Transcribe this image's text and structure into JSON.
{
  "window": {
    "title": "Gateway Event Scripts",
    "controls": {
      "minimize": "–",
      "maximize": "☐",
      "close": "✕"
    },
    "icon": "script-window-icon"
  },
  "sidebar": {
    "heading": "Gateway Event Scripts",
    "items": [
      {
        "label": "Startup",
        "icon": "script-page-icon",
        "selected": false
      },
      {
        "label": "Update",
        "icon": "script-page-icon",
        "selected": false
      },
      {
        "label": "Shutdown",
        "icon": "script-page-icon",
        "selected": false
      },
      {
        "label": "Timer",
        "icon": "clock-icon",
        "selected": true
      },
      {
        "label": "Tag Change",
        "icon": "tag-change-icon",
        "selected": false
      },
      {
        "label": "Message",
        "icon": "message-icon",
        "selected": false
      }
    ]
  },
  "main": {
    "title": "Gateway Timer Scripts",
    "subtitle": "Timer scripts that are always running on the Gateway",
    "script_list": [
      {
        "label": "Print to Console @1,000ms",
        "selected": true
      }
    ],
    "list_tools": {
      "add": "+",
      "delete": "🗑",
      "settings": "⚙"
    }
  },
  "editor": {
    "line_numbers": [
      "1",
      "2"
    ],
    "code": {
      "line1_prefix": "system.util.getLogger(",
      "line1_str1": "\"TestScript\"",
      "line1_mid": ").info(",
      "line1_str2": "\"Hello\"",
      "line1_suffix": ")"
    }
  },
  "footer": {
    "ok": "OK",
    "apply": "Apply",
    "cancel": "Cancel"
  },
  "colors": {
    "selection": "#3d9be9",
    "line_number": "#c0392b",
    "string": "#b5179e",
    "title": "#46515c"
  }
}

> **REQUIRED WORK**:
Copy the data above exactly. Every line must be included.

> **ANSWER TO THE EXERCISE**:
Transcribe this image's text and structure into JSON.
{
  "window": {
    "title": "Gateway Event Scripts",
    "controls": {
      "minimize": "–",
      "maximize": "☐",
      "close": "✕"
    },
    "icon": "script-window-icon"
  },
  "sidebar": {
    "heading": "Gateway Event Scripts",
    "items": [
      {
        "label": "Startup",
        "icon": "script-page-icon",
        "selected": false
      },
      {
        "label": "Update",
        "icon": "script-page-icon",
        "selected": false
      },
      {
        "label": "Shutdown",
        "icon": "script-page-icon",
        "selected": false
      },
      {
        "label": "Timer",
        "icon": "clock-icon",
        "selected": true
      },
      {
        "label": "Tag Change",
        "icon": "tag-change-icon",
        "selected": false
      },
      {
        "label": "Message",
        "icon": "message-icon",
        "selected": false
      }
    ]
  },
  "main": {
    "title": "Gateway Timer Scripts",
    "subtitle": "Timer scripts that are always running on the Gateway",
    "script_list": [
      {
        "label": "Print to Console @1,000ms",
        "selected": true
      }
    ],
    "list_tools": {
      "add": "+",
      "delete": "🗑",
      "settings": "⚙"
    }
  },
  "editor": {
    "line_numbers": [
      "1",
      "2"
    ],
    "code": {
      "line1_prefix": "system.util.getLogger(",
      "line1_str1": "\"TestScript\"",
      "line1_mid": ").info(",
      "line1_str2": "\"Hello\"",
      "line1_suffix": ")"
    }
  },
  "footer": {
    "ok": "OK",
    "apply": "Apply",
    "cancel": "Cancel"
  },
  "colors": {
    "selection": "#3d9be9",
    "line_number": "#c0392b",
    "string": "#b5179e",
    "title": "#46515c"
  }
}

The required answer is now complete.